- **Directive**: Copy out the entries exactly, from the first line to the last.

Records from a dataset
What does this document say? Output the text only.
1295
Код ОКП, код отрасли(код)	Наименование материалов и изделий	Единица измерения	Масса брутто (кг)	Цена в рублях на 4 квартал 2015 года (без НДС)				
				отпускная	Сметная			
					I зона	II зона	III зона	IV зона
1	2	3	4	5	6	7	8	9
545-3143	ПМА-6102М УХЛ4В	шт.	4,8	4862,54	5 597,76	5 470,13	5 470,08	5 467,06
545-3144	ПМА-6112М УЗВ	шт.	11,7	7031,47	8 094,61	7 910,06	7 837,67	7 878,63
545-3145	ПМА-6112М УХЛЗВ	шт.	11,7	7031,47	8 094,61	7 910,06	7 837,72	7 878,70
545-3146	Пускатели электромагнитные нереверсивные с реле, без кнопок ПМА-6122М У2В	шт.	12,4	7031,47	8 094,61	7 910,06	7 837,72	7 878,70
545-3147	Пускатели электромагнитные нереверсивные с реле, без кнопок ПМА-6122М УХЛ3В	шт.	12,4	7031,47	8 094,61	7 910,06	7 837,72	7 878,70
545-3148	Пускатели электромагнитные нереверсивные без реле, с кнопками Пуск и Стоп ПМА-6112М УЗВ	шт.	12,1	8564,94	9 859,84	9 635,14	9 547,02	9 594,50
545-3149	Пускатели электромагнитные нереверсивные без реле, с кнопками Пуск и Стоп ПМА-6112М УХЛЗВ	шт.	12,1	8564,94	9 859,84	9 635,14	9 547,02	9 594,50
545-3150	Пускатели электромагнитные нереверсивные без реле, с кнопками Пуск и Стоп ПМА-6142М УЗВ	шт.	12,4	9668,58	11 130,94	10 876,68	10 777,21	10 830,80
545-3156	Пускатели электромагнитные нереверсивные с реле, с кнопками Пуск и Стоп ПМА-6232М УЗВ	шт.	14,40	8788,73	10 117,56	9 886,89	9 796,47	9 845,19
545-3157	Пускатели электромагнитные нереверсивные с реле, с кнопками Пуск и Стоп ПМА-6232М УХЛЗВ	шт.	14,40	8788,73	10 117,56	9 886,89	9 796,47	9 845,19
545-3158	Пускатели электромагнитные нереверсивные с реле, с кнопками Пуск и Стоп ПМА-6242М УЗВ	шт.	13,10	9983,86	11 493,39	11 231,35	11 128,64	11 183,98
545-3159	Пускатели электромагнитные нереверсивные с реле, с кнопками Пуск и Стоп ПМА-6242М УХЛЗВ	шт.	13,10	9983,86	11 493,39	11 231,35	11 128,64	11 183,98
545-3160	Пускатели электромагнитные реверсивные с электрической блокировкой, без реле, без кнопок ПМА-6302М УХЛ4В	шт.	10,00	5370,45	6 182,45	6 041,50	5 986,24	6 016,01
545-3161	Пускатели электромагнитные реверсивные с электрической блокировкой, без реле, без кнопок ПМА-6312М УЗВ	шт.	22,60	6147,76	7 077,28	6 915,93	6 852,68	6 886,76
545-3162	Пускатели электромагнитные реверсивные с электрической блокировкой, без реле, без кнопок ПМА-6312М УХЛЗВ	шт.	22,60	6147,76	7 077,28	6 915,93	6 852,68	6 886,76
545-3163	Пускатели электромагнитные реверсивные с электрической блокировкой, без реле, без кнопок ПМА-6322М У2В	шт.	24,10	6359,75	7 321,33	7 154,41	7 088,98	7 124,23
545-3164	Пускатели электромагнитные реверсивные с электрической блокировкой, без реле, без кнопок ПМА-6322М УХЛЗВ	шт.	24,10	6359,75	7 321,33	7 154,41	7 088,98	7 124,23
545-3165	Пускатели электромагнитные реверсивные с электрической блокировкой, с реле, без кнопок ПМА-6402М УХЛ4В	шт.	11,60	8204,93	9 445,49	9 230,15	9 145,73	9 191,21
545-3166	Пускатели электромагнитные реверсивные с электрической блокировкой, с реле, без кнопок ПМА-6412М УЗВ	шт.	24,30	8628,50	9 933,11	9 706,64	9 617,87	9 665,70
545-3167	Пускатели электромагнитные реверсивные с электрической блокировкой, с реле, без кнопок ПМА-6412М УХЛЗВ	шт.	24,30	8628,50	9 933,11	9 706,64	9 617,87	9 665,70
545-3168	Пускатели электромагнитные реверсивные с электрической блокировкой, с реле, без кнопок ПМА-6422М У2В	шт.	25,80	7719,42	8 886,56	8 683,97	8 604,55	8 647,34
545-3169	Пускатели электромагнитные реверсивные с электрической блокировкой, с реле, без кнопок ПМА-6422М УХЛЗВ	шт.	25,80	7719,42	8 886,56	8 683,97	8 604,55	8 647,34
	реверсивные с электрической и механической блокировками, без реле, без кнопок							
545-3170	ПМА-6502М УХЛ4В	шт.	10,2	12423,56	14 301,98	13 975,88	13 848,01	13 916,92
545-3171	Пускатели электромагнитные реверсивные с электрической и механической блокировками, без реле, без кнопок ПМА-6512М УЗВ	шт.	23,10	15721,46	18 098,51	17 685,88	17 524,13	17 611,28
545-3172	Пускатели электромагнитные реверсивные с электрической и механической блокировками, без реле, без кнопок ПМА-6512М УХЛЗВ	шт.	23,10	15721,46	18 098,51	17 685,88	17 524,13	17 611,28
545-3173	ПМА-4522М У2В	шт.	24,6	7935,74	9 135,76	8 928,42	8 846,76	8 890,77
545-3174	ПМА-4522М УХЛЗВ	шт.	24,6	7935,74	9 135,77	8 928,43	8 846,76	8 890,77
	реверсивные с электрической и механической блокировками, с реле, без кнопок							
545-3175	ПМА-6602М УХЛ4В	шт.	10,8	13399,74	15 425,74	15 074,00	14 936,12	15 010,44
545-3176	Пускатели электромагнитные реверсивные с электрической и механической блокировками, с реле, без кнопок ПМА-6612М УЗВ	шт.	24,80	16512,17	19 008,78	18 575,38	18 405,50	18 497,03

- **Result below**:
What does this document say? Output the text only.
1295
Код ОКП, код отрасли(код)	Наименование материалов и изделий	Единица измерения	Масса брутто (кг)	Цена в рублях на 4 квартал 2015 года (без НДС)				
				отпускная	Сметная			
					I зона	II зона	III зона	IV зона
1	2	3	4	5	6	7	8	9
545-3143	ПМА-6102М УХЛ4В	шт.	4,8	4862,54	5 597,76	5 470,13	5 470,08	5 467,06
545-3144	ПМА-6112М УЗВ	шт.	11,7	7031,47	8 094,61	7 910,06	7 837,67	7 878,63
545-3145	ПМА-6112М УХЛЗВ	шт.	11,7	7031,47	8 094,61	7 910,06	7 837,72	7 878,70
545-3146	Пускатели электромагнитные нереверсивные с реле, без кнопок ПМА-6122М У2В	шт.	12,4	7031,47	8 094,61	7 910,06	7 837,72	7 878,70
545-3147	Пускатели электромагнитные нереверсивные с реле, без кнопок ПМА-6122М УХЛ3В	шт.	12,4	7031,47	8 094,61	7 910,06	7 837,72	7 878,70
545-3148	Пускатели электромагнитные нереверсивные без реле, с кнопками Пуск и Стоп ПМА-6112М УЗВ	шт.	12,1	8564,94	9 859,84	9 635,14	9 547,02	9 594,50
545-3149	Пускатели электромагнитные нереверсивные без реле, с кнопками Пуск и Стоп ПМА-6112М УХЛЗВ	шт.	12,1	8564,94	9 859,84	9 635,14	9 547,02	9 594,50
545-3150	Пускатели электромагнитные нереверсивные без реле, с кнопками Пуск и Стоп ПМА-6142М УЗВ	шт.	12,4	9668,58	11 130,94	10 876,68	10 777,21	10 830,80
545-3156	Пускатели электромагнитные нереверсивные с реле, с кнопками Пуск и Стоп ПМА-6232М УЗВ	шт.	14,40	8788,73	10 117,56	9 886,89	9 796,47	9 845,19
545-3157	Пускатели электромагнитные нереверсивные с реле, с кнопками Пуск и Стоп ПМА-6232М УХЛЗВ	шт.	14,40	8788,73	10 117,56	9 886,89	9 796,47	9 845,19
545-3158	Пускатели электромагнитные нереверсивные с реле, с кнопками Пуск и Стоп ПМА-6242М УЗВ	шт.	13,10	9983,86	11 493,39	11 231,35	11 128,64	11 183,98
545-3159	Пускатели электромагнитные нереверсивные с реле, с кнопками Пуск и Стоп ПМА-6242М УХЛЗВ	шт.	13,10	9983,86	11 493,39	11 231,35	11 128,64	11 183,98
545-3160	Пускатели электромагнитные реверсивные с электрической блокировкой, без реле, без кнопок ПМА-6302М УХЛ4В	шт.	10,00	5370,45	6 182,45	6 041,50	5 986,24	6 016,01
545-3161	Пускатели электромагнитные реверсивные с электрической блокировкой, без реле, без кнопок ПМА-6312М УЗВ	шт.	22,60	6147,76	7 077,28	6 915,93	6 852,68	6 886,76
545-3162	Пускатели электромагнитные реверсивные с электрической блокировкой, без реле, без кнопок ПМА-6312М УХЛЗВ	шт.	22,60	6147,76	7 077,28	6 915,93	6 852,68	6 886,76
545-3163	Пускатели электромагнитные реверсивные с электрической блокировкой, без реле, без кнопок ПМА-6322М У2В	шт.	24,10	6359,75	7 321,33	7 154,41	7 088,98	7 124,23
545-3164	Пускатели электромагнитные реверсивные с электрической блокировкой, без реле, без кнопок ПМА-6322М УХЛЗВ	шт.	24,10	6359,75	7 321,33	7 154,41	7 088,98	7 124,23
545-3165	Пускатели электромагнитные реверсивные с электрической блокировкой, с реле, без кнопок ПМА-6402М УХЛ4В	шт.	11,60	8204,93	9 445,49	9 230,15	9 145,73	9 191,21
545-3166	Пускатели электромагнитные реверсивные с электрической блокировкой, с реле, без кнопок ПМА-6412М УЗВ	шт.	24,30	8628,50	9 933,11	9 706,64	9 617,87	9 665,70
545-3167	Пускатели электромагнитные реверсивные с электрической блокировкой, с реле, без кнопок ПМА-6412М УХЛЗВ	шт.	24,30	8628,50	9 933,11	9 706,64	9 617,87	9 665,70
545-3168	Пускатели электромагнитные реверсивные с электрической блокировкой, с реле, без кнопок ПМА-6422М У2В	шт.	25,80	7719,42	8 886,56	8 683,97	8 604,55	8 647,34
545-3169	Пускатели электромагнитные реверсивные с электрической блокировкой, с реле, без кнопок ПМА-6422М УХЛЗВ	шт.	25,80	7719,42	8 886,56	8 683,97	8 604,55	8 647,34
	реверсивные с электрической и механической блокировками, без реле, без кнопок							
545-3170	ПМА-6502М УХЛ4В	шт.	10,2	12423,56	14 301,98	13 975,88	13 848,01	13 916,92
545-3171	Пускатели электромагнитные реверсивные с электрической и механической блокировками, без реле, без кнопок ПМА-6512М УЗВ	шт.	23,10	15721,46	18 098,51	17 685,88	17 524,13	17 611,28
545-3172	Пускатели электромагнитные реверсивные с электрической и механической блокировками, без реле, без кнопок ПМА-6512М УХЛЗВ	шт.	23,10	15721,46	18 098,51	17 685,88	17 524,13	17 611,28
545-3173	ПМА-4522М У2В	шт.	24,6	7935,74	9 135,76	8 928,42	8 846,76	8 890,77
545-3174	ПМА-4522М УХЛЗВ	шт.	24,6	7935,74	9 135,77	8 928,43	8 846,76	8 890,77
	реверсивные с электрической и механической блокировками, с реле, без кнопок							
545-3175	ПМА-6602М УХЛ4В	шт.	10,8	13399,74	15 425,74	15 074,00	14 936,12	15 010,44
545-3176	Пускатели электромагнитные реверсивные с электрической и механической блокировками, с реле, без кнопок ПМА-6612М УЗВ	шт.	24,80	16512,17	19 008,78	18 575,38	18 405,50	18 497,03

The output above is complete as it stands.